[Entries taken from a collection]
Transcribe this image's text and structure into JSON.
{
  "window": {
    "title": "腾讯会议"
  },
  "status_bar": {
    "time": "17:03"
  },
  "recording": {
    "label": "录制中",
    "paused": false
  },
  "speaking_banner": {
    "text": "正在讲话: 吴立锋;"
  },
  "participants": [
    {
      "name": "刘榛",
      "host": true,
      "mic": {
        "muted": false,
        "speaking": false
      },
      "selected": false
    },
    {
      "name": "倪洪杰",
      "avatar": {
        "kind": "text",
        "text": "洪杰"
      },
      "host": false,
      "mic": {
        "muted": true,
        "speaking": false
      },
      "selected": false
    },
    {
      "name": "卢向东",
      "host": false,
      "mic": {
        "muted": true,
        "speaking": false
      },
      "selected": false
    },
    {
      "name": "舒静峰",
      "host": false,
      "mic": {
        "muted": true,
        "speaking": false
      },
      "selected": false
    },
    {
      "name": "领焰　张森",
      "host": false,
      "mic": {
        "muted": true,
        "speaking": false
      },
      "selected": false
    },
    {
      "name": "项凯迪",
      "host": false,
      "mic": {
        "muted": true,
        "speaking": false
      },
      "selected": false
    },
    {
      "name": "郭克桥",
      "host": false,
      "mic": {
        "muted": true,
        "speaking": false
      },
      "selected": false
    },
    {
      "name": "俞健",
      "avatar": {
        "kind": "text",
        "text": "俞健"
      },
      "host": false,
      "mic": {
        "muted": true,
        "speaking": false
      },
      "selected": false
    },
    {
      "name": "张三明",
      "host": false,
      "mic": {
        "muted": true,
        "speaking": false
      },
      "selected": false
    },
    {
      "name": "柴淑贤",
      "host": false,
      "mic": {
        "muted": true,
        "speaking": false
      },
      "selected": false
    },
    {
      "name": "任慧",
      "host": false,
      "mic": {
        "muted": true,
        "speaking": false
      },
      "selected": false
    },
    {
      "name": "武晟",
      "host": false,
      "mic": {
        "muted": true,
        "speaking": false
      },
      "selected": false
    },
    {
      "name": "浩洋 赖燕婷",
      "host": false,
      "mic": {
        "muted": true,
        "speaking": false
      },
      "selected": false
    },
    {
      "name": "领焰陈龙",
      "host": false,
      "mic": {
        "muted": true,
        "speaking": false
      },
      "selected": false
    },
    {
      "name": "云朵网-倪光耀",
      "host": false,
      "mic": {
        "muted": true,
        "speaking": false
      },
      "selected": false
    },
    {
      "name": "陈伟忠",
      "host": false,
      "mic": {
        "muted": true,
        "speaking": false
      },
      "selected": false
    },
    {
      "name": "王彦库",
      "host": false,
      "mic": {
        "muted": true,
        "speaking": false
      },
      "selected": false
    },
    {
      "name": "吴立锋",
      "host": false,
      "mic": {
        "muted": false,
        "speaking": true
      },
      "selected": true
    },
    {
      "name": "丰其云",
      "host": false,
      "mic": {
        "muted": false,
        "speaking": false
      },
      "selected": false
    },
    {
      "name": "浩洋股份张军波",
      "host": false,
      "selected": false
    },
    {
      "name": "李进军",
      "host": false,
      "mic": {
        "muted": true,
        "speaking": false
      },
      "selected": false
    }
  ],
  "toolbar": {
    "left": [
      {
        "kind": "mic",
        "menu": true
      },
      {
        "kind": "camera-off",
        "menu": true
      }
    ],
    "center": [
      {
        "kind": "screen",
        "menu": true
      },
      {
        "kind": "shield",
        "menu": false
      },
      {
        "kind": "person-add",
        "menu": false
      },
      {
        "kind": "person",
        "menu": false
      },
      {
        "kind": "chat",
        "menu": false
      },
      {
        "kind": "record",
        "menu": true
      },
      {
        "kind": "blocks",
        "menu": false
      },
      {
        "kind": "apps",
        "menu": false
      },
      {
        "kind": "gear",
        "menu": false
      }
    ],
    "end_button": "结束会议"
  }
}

_Problem to solve_.
Copy down the material exactly as written.

_Task output_.
Transcribe this image's text and structure into JSON.
{
  "window": {
    "title": "腾讯会议"
  },
  "status_bar": {
    "time": "17:03"
  },
  "recording": {
    "label": "录制中",
    "paused": false
  },
  "speaking_banner": {
    "text": "正在讲话: 吴立锋;"
  },
  "participants": [
    {
      "name": "刘榛",
      "host": true,
      "mic": {
        "muted": false,
        "speaking": false
      },
      "selected": false
    },
    {
      "name": "倪洪杰",
      "avatar": {
        "kind": "text",
        "text": "洪杰"
      },
      "host": false,
      "mic": {
        "muted": true,
        "speaking": false
      },
      "selected": false
    },
    {
      "name": "卢向东",
      "host": false,
      "mic": {
        "muted": true,
        "speaking": false
      },
      "selected": false
    },
    {
      "name": "舒静峰",
      "host": false,
      "mic": {
        "muted": true,
        "speaking": false
      },
      "selected": false
    },
    {
      "name": "领焰　张森",
      "host": false,
      "mic": {
        "muted": true,
        "speaking": false
      },
      "selected": false
    },
    {
      "name": "项凯迪",
      "host": false,
      "mic": {
        "muted": true,
        "speaking": false
      },
      "selected": false
    },
    {
      "name": "郭克桥",
      "host": false,
      "mic": {
        "muted": true,
        "speaking": false
      },
      "selected": false
    },
    {
      "name": "俞健",
      "avatar": {
        "kind": "text",
        "text": "俞健"
      },
      "host": false,
      "mic": {
        "muted": true,
        "speaking": false
      },
      "selected": false
    },
    {
      "name": "张三明",
      "host": false,
      "mic": {
        "muted": true,
        "speaking": false
      },
      "selected": false
    },
    {
      "name": "柴淑贤",
      "host": false,
      "mic": {
        "muted": true,
        "speaking": false
      },
      "selected": false
    },
    {
      "name": "任慧",
      "host": false,
      "mic": {
        "muted": true,
        "speaking": false
      },
      "selected": false
    },
    {
      "name": "武晟",
      "host": false,
      "mic": {
        "muted": true,
        "speaking": false
      },
      "selected": false
    },
    {
      "name": "浩洋 赖燕婷",
      "host": false,
      "mic": {
        "muted": true,
        "speaking": false
      },
      "selected": false
    },
    {
      "name": "领焰陈龙",
      "host": false,
      "mic": {
        "muted": true,
        "speaking": false
      },
      "selected": false
    },
    {
      "name": "云朵网-倪光耀",
      "host": false,
      "mic": {
        "muted": true,
        "speaking": false
      },
      "selected": false
    },
    {
      "name": "陈伟忠",
      "host": false,
      "mic": {
        "muted": true,
        "speaking": false
      },
      "selected": false
    },
    {
      "name": "王彦库",
      "host": false,
      "mic": {
        "muted": true,
        "speaking": false
      },
      "selected": false
    },
    {
      "name": "吴立锋",
      "host": false,
      "mic": {
        "muted": false,
        "speaking": true
      },
      "selected": true
    },
    {
      "name": "丰其云",
      "host": false,
      "mic": {
        "muted": false,
        "speaking": false
      },
      "selected": false
    },
    {
      "name": "浩洋股份张军波",
      "host": false,
      "selected": false
    },
    {
      "name": "李进军",
      "host": false,
      "mic": {
        "muted": true,
        "speaking": false
      },
      "selected": false
    }
  ],
  "toolbar": {
    "left": [
      {
        "kind": "mic",
        "menu": true
      },
      {
        "kind": "camera-off",
        "menu": true
      }
    ],
    "center": [
      {
        "kind": "screen",
        "menu": true
      },
      {
        "kind": "shield",
        "menu": false
      },
      {
        "kind": "person-add",
        "menu": false
      },
      {
        "kind": "person",
        "menu": false
      },
      {
        "kind": "chat",
        "menu": false
      },
      {
        "kind": "record",
        "menu": true
      },
      {
        "kind": "blocks",
        "menu": false
      },
      {
        "kind": "apps",
        "menu": false
      },
      {
        "kind": "gear",
        "menu": false
      }
    ],
    "end_button": "结束会议"
  }
}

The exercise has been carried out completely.